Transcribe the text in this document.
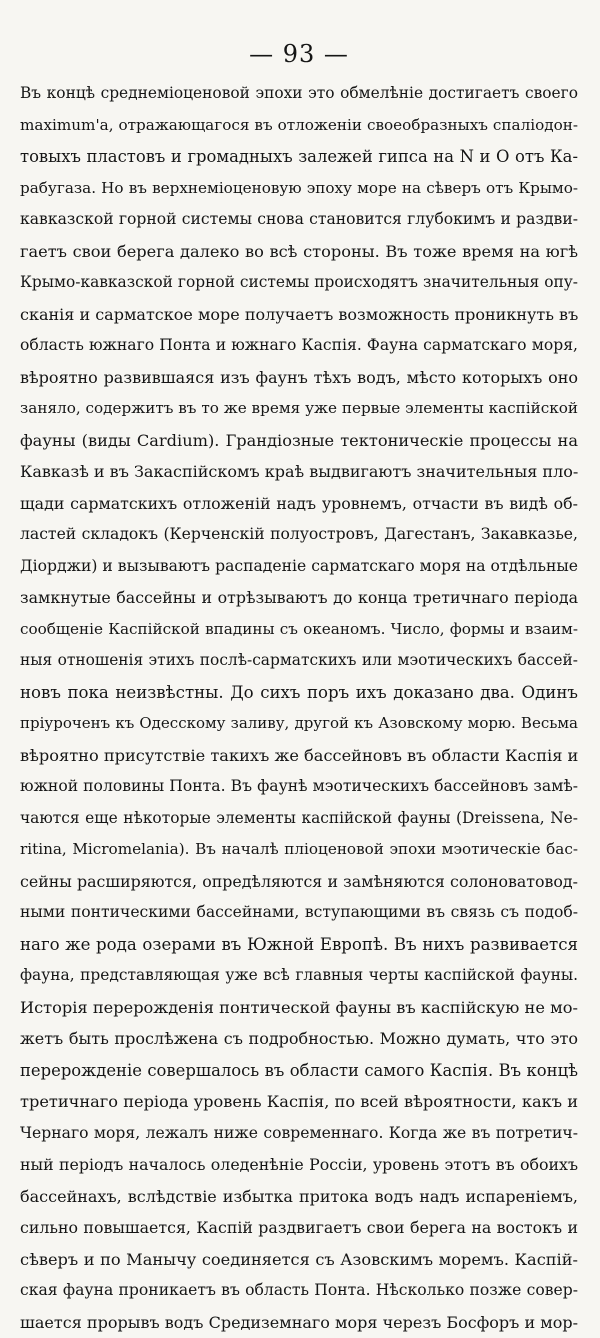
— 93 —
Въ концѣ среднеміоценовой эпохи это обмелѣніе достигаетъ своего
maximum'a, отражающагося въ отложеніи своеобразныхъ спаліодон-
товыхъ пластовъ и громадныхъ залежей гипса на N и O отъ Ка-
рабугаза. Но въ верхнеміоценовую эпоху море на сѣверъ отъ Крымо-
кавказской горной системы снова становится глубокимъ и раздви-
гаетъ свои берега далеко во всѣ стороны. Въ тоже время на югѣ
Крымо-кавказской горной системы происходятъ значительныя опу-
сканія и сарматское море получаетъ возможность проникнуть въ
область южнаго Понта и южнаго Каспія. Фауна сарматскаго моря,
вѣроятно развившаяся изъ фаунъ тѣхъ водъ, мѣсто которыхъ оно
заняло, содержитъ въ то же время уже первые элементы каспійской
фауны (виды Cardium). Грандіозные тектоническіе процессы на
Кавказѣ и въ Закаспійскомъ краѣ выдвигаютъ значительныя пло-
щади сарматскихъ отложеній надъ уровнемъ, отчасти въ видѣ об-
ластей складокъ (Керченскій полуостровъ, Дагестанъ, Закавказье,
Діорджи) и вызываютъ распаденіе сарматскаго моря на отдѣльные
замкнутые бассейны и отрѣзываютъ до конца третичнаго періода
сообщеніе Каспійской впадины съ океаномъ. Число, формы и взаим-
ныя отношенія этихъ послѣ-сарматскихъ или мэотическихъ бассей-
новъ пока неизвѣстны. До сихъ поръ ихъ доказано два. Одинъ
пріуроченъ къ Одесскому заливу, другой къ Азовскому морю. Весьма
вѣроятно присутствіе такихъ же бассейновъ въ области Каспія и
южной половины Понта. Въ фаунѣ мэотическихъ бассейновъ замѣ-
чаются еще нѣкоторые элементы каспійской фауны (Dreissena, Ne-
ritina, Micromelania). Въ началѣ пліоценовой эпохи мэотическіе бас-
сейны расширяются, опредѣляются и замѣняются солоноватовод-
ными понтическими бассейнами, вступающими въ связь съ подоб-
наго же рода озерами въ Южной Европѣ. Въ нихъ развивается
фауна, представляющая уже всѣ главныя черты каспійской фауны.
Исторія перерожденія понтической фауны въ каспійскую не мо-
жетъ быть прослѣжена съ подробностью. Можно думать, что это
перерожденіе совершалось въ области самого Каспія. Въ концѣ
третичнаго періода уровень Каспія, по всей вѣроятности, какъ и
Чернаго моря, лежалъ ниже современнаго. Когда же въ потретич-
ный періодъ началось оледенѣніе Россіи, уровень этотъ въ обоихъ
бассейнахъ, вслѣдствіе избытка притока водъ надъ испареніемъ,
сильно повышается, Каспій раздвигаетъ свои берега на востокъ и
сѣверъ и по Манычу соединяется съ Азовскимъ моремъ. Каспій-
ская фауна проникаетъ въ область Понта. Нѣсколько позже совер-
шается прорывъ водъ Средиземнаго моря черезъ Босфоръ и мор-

____________

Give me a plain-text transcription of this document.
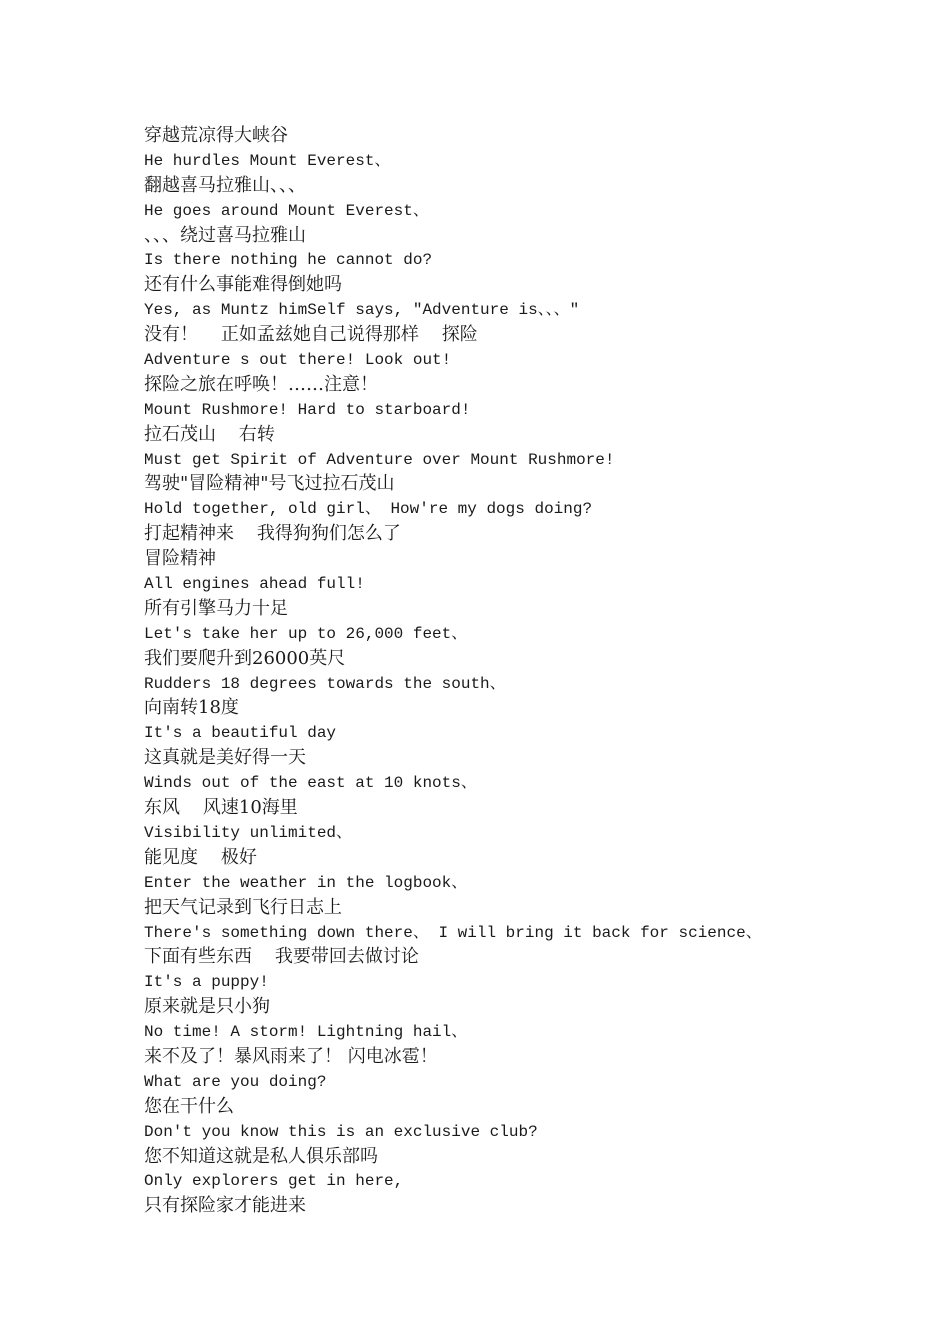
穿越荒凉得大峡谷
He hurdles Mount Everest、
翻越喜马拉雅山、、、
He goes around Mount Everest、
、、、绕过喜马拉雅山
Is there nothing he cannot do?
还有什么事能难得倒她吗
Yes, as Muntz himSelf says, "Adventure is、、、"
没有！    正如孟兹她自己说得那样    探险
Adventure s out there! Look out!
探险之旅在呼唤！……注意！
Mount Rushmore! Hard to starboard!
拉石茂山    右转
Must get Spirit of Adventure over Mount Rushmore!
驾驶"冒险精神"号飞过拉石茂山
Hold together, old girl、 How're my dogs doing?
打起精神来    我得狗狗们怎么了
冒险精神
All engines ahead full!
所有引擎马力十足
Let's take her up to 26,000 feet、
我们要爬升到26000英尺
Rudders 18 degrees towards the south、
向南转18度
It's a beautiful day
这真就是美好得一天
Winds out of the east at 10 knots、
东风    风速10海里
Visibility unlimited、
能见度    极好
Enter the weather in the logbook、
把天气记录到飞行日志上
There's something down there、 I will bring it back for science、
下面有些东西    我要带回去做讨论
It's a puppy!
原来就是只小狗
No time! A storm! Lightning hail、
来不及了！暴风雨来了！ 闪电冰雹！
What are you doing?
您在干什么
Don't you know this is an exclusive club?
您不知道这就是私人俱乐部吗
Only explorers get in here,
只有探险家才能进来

____________

Work required:
List each line holding the string "Mount".

The reply:
He hurdles Mount Everest、
He goes around Mount Everest、
Mount Rushmore! Hard to starboard!
Must get Spirit of Adventure over Mount Rushmore!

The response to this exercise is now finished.